▶ **Challenge**
Word for word, quote all of the material, omitting the pictures.

▶ **Source data**
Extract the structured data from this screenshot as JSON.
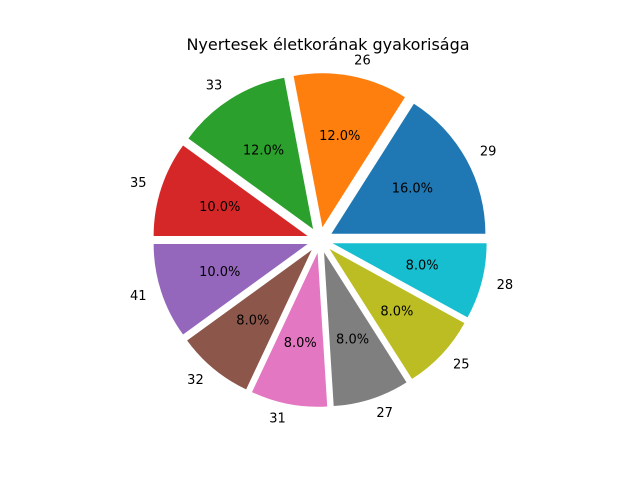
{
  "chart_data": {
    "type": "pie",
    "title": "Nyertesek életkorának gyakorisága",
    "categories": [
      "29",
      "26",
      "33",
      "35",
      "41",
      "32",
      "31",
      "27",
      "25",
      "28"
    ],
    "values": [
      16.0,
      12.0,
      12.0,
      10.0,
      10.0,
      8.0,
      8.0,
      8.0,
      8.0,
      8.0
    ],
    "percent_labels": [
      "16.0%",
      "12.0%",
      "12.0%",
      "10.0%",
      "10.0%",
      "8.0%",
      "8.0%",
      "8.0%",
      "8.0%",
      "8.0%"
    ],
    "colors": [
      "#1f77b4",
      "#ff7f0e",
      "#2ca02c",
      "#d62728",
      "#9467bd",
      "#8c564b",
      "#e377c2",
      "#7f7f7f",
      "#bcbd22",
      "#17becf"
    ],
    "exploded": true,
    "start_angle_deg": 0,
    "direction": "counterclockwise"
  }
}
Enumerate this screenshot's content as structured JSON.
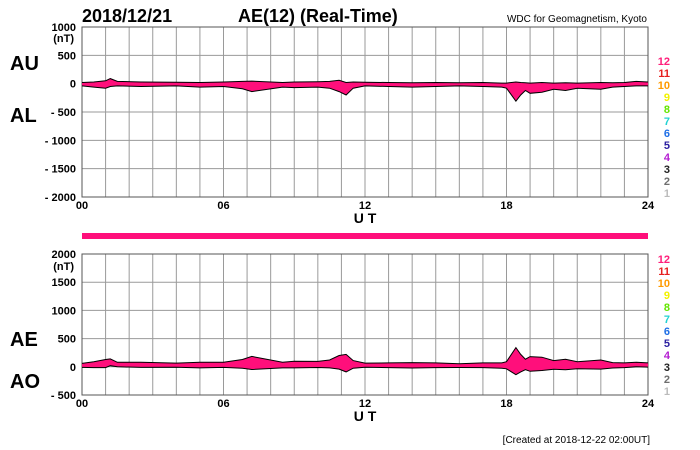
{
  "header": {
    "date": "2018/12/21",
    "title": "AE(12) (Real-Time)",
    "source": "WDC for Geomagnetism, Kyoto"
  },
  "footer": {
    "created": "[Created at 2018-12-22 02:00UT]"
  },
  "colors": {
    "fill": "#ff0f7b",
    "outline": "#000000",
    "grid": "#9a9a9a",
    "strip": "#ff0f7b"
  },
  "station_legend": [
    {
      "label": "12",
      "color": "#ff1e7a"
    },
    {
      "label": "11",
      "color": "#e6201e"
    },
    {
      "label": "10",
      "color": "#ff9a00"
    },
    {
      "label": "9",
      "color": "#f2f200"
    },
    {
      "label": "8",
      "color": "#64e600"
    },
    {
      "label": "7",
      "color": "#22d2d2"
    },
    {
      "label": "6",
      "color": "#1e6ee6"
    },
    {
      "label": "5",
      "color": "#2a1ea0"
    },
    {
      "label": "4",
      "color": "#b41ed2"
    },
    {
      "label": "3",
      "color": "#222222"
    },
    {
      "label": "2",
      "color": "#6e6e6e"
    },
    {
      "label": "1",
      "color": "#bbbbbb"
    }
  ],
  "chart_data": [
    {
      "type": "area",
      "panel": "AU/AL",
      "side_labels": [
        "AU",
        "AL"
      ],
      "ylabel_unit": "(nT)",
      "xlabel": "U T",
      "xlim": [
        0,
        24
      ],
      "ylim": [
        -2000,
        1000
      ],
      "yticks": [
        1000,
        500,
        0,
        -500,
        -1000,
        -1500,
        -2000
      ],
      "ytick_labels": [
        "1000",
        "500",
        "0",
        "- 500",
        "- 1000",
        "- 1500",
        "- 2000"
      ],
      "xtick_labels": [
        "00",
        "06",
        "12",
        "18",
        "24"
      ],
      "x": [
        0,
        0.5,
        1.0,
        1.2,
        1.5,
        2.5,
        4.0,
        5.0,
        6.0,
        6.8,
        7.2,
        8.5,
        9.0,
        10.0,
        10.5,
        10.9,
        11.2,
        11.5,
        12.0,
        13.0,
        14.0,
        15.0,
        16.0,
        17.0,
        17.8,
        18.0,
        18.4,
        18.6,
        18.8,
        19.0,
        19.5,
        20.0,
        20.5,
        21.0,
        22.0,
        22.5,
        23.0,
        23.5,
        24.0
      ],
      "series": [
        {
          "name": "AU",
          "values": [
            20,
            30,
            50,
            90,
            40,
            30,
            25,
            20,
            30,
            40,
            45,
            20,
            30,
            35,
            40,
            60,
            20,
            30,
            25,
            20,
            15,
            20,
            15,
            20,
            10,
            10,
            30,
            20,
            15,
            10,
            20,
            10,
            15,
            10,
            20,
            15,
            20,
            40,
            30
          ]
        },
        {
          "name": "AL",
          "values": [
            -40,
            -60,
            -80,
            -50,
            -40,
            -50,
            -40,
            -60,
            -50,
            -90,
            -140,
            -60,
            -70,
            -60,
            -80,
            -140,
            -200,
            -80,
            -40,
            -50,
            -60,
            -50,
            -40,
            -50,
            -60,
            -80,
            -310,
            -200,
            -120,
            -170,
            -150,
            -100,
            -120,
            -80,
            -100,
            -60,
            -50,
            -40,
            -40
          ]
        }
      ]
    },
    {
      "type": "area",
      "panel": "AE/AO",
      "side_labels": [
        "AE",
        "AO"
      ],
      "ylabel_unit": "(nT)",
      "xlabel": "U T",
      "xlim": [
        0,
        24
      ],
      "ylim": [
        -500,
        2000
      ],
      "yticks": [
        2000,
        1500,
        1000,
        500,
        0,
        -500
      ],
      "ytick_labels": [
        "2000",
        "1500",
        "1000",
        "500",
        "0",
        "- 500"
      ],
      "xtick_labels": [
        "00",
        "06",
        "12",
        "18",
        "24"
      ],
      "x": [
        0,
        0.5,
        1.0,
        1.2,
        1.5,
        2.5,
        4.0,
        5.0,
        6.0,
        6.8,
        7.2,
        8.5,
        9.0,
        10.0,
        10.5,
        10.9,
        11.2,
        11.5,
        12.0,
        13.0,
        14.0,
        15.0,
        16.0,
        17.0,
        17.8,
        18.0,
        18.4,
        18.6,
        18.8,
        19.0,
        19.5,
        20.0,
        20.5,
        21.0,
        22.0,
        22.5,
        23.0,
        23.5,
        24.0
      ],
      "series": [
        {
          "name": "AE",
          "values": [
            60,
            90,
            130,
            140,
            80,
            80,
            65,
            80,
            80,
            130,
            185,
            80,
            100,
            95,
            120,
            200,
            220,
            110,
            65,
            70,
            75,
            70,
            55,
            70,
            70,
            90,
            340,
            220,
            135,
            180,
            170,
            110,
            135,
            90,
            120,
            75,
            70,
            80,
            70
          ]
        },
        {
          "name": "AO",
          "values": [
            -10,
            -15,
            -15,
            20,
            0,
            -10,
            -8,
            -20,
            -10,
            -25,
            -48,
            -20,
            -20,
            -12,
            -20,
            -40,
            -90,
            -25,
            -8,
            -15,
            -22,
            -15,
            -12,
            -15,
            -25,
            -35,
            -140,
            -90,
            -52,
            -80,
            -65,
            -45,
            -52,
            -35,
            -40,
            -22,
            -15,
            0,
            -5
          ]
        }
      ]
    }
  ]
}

▶ **Complete output**
Extract the structured data from this screenshot as JSON.
{
  "chart_data": {
    "type": "pie",
    "title": "Nyertesek életkorának gyakorisága",
    "categories": [
      "29",
      "26",
      "33",
      "35",
      "41",
      "32",
      "31",
      "27",
      "25",
      "28"
    ],
    "values": [
      16.0,
      12.0,
      12.0,
      10.0,
      10.0,
      8.0,
      8.0,
      8.0,
      8.0,
      8.0
    ],
    "percent_labels": [
      "16.0%",
      "12.0%",
      "12.0%",
      "10.0%",
      "10.0%",
      "8.0%",
      "8.0%",
      "8.0%",
      "8.0%",
      "8.0%"
    ],
    "colors": [
      "#1f77b4",
      "#ff7f0e",
      "#2ca02c",
      "#d62728",
      "#9467bd",
      "#8c564b",
      "#e377c2",
      "#7f7f7f",
      "#bcbd22",
      "#17becf"
    ],
    "exploded": true,
    "start_angle_deg": 0,
    "direction": "counterclockwise"
  }
}
Enumerate this screenshot's content as structured JSON.
{
  "header": {
    "date": "2018/12/21",
    "title": "AE(12) (Real-Time)",
    "source": "WDC for Geomagnetism, Kyoto"
  },
  "footer": {
    "created": "[Created at 2018-12-22 02:00UT]"
  },
  "colors": {
    "fill": "#ff0f7b",
    "outline": "#000000",
    "grid": "#9a9a9a",
    "strip": "#ff0f7b"
  },
  "station_legend": [
    {
      "label": "12",
      "color": "#ff1e7a"
    },
    {
      "label": "11",
      "color": "#e6201e"
    },
    {
      "label": "10",
      "color": "#ff9a00"
    },
    {
      "label": "9",
      "color": "#f2f200"
    },
    {
      "label": "8",
      "color": "#64e600"
    },
    {
      "label": "7",
      "color": "#22d2d2"
    },
    {
      "label": "6",
      "color": "#1e6ee6"
    },
    {
      "label": "5",
      "color": "#2a1ea0"
    },
    {
      "label": "4",
      "color": "#b41ed2"
    },
    {
      "label": "3",
      "color": "#222222"
    },
    {
      "label": "2",
      "color": "#6e6e6e"
    },
    {
      "label": "1",
      "color": "#bbbbbb"
    }
  ],
  "chart_data": [
    {
      "type": "area",
      "panel": "AU/AL",
      "side_labels": [
        "AU",
        "AL"
      ],
      "ylabel_unit": "(nT)",
      "xlabel": "U T",
      "xlim": [
        0,
        24
      ],
      "ylim": [
        -2000,
        1000
      ],
      "yticks": [
        1000,
        500,
        0,
        -500,
        -1000,
        -1500,
        -2000
      ],
      "ytick_labels": [
        "1000",
        "500",
        "0",
        "- 500",
        "- 1000",
        "- 1500",
        "- 2000"
      ],
      "xtick_labels": [
        "00",
        "06",
        "12",
        "18",
        "24"
      ],
      "x": [
        0,
        0.5,
        1.0,
        1.2,
        1.5,
        2.5,
        4.0,
        5.0,
        6.0,
        6.8,
        7.2,
        8.5,
        9.0,
        10.0,
        10.5,
        10.9,
        11.2,
        11.5,
        12.0,
        13.0,
        14.0,
        15.0,
        16.0,
        17.0,
        17.8,
        18.0,
        18.4,
        18.6,
        18.8,
        19.0,
        19.5,
        20.0,
        20.5,
        21.0,
        22.0,
        22.5,
        23.0,
        23.5,
        24.0
      ],
      "series": [
        {
          "name": "AU",
          "values": [
            20,
            30,
            50,
            90,
            40,
            30,
            25,
            20,
            30,
            40,
            45,
            20,
            30,
            35,
            40,
            60,
            20,
            30,
            25,
            20,
            15,
            20,
            15,
            20,
            10,
            10,
            30,
            20,
            15,
            10,
            20,
            10,
            15,
            10,
            20,
            15,
            20,
            40,
            30
          ]
        },
        {
          "name": "AL",
          "values": [
            -40,
            -60,
            -80,
            -50,
            -40,
            -50,
            -40,
            -60,
            -50,
            -90,
            -140,
            -60,
            -70,
            -60,
            -80,
            -140,
            -200,
            -80,
            -40,
            -50,
            -60,
            -50,
            -40,
            -50,
            -60,
            -80,
            -310,
            -200,
            -120,
            -170,
            -150,
            -100,
            -120,
            -80,
            -100,
            -60,
            -50,
            -40,
            -40
          ]
        }
      ]
    },
    {
      "type": "area",
      "panel": "AE/AO",
      "side_labels": [
        "AE",
        "AO"
      ],
      "ylabel_unit": "(nT)",
      "xlabel": "U T",
      "xlim": [
        0,
        24
      ],
      "ylim": [
        -500,
        2000
      ],
      "yticks": [
        2000,
        1500,
        1000,
        500,
        0,
        -500
      ],
      "ytick_labels": [
        "2000",
        "1500",
        "1000",
        "500",
        "0",
        "- 500"
      ],
      "xtick_labels": [
        "00",
        "06",
        "12",
        "18",
        "24"
      ],
      "x": [
        0,
        0.5,
        1.0,
        1.2,
        1.5,
        2.5,
        4.0,
        5.0,
        6.0,
        6.8,
        7.2,
        8.5,
        9.0,
        10.0,
        10.5,
        10.9,
        11.2,
        11.5,
        12.0,
        13.0,
        14.0,
        15.0,
        16.0,
        17.0,
        17.8,
        18.0,
        18.4,
        18.6,
        18.8,
        19.0,
        19.5,
        20.0,
        20.5,
        21.0,
        22.0,
        22.5,
        23.0,
        23.5,
        24.0
      ],
      "series": [
        {
          "name": "AE",
          "values": [
            60,
            90,
            130,
            140,
            80,
            80,
            65,
            80,
            80,
            130,
            185,
            80,
            100,
            95,
            120,
            200,
            220,
            110,
            65,
            70,
            75,
            70,
            55,
            70,
            70,
            90,
            340,
            220,
            135,
            180,
            170,
            110,
            135,
            90,
            120,
            75,
            70,
            80,
            70
          ]
        },
        {
          "name": "AO",
          "values": [
            -10,
            -15,
            -15,
            20,
            0,
            -10,
            -8,
            -20,
            -10,
            -25,
            -48,
            -20,
            -20,
            -12,
            -20,
            -40,
            -90,
            -25,
            -8,
            -15,
            -22,
            -15,
            -12,
            -15,
            -25,
            -35,
            -140,
            -90,
            -52,
            -80,
            -65,
            -45,
            -52,
            -35,
            -40,
            -22,
            -15,
            0,
            -5
          ]
        }
      ]
    }
  ]
}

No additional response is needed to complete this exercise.